▼▼▼

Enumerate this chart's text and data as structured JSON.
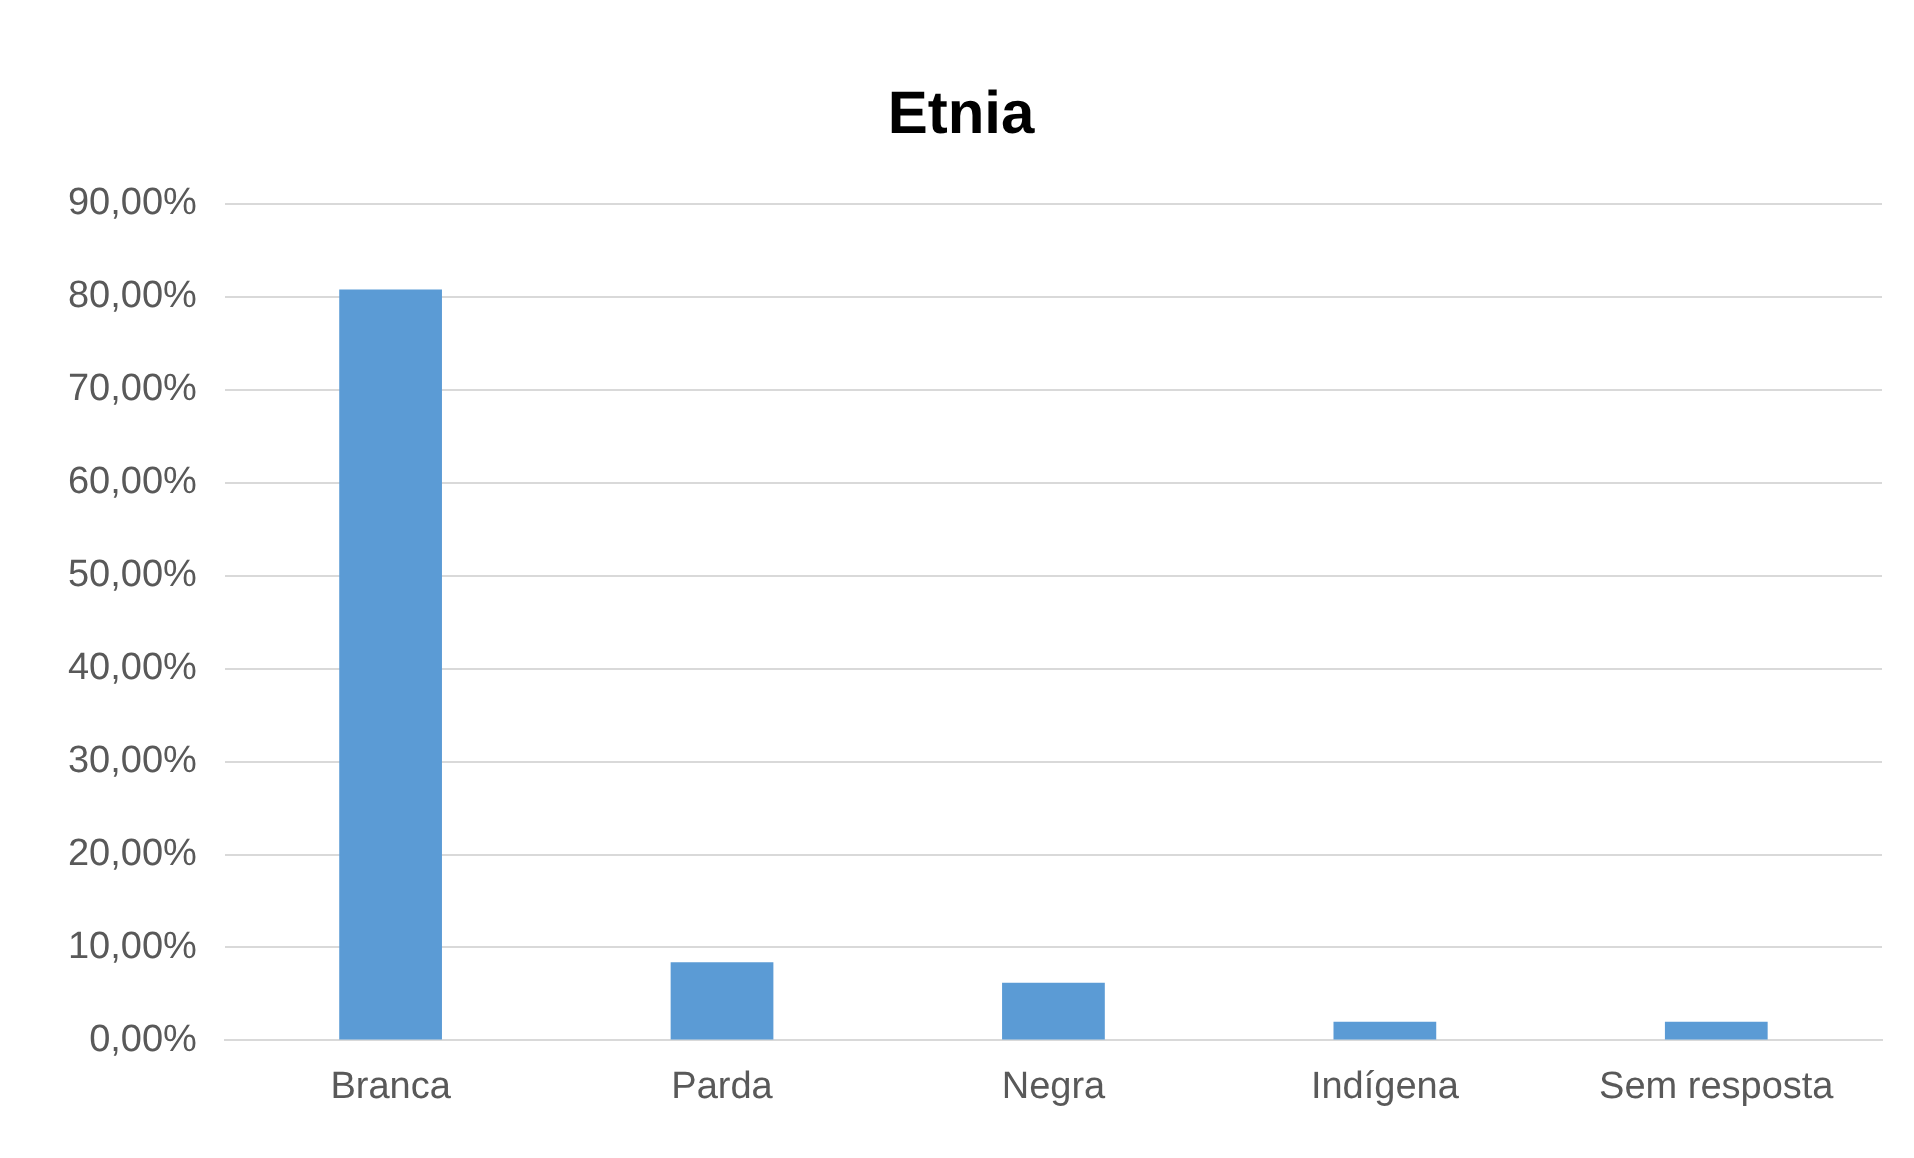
{
  "chart_data": {
    "type": "bar",
    "title": "Etnia",
    "categories": [
      "Branca",
      "Parda",
      "Negra",
      "Indígena",
      "Sem resposta"
    ],
    "values": [
      80.8,
      8.4,
      6.2,
      2.0,
      2.0
    ],
    "color": "#5b9bd5",
    "ylim": [
      0,
      90
    ],
    "yticks": [
      {
        "value": 0,
        "label": "0,00%"
      },
      {
        "value": 10,
        "label": "10,00%"
      },
      {
        "value": 20,
        "label": "20,00%"
      },
      {
        "value": 30,
        "label": "30,00%"
      },
      {
        "value": 40,
        "label": "40,00%"
      },
      {
        "value": 50,
        "label": "50,00%"
      },
      {
        "value": 60,
        "label": "60,00%"
      },
      {
        "value": 70,
        "label": "70,00%"
      },
      {
        "value": 80,
        "label": "80,00%"
      },
      {
        "value": 90,
        "label": "90,00%"
      }
    ],
    "grid": "y"
  }
}
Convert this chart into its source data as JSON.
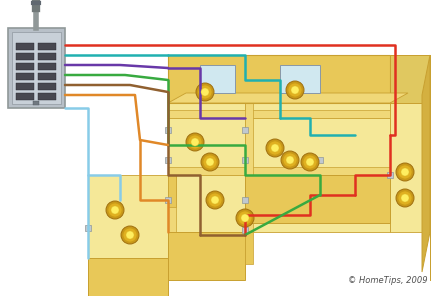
{
  "background_color": "#ffffff",
  "figsize": [
    4.32,
    2.96
  ],
  "dpi": 100,
  "wall_color_top": "#f0d878",
  "wall_color_face": "#e8c858",
  "wall_color_side": "#d4b040",
  "wall_edge_color": "#c8a030",
  "floor_color": "#f5e898",
  "panel_color": "#b8c0c8",
  "panel_edge_color": "#909898",
  "light_outer": "#d4aa20",
  "light_mid": "#e8c830",
  "light_inner": "#ffee60",
  "outlet_color": "#c0c8d0",
  "outlet_edge": "#909898",
  "wire_colors": {
    "red": "#e03020",
    "blue": "#30a8d8",
    "teal": "#20b0b0",
    "green": "#38aa40",
    "brown": "#906030",
    "orange": "#e08828",
    "purple": "#6838a8",
    "ltblue": "#88cce8"
  },
  "copyright_text": "© HomeTips, 2009",
  "copyright_color": "#505050",
  "copyright_fontsize": 6.0
}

▲▲▲

» Problem description
Extract each line from the listing that holds the word "JSON".

» Exercise result
Enumerate this chart's text and data as structured JSON.
Convert this chart into its source data as JSON.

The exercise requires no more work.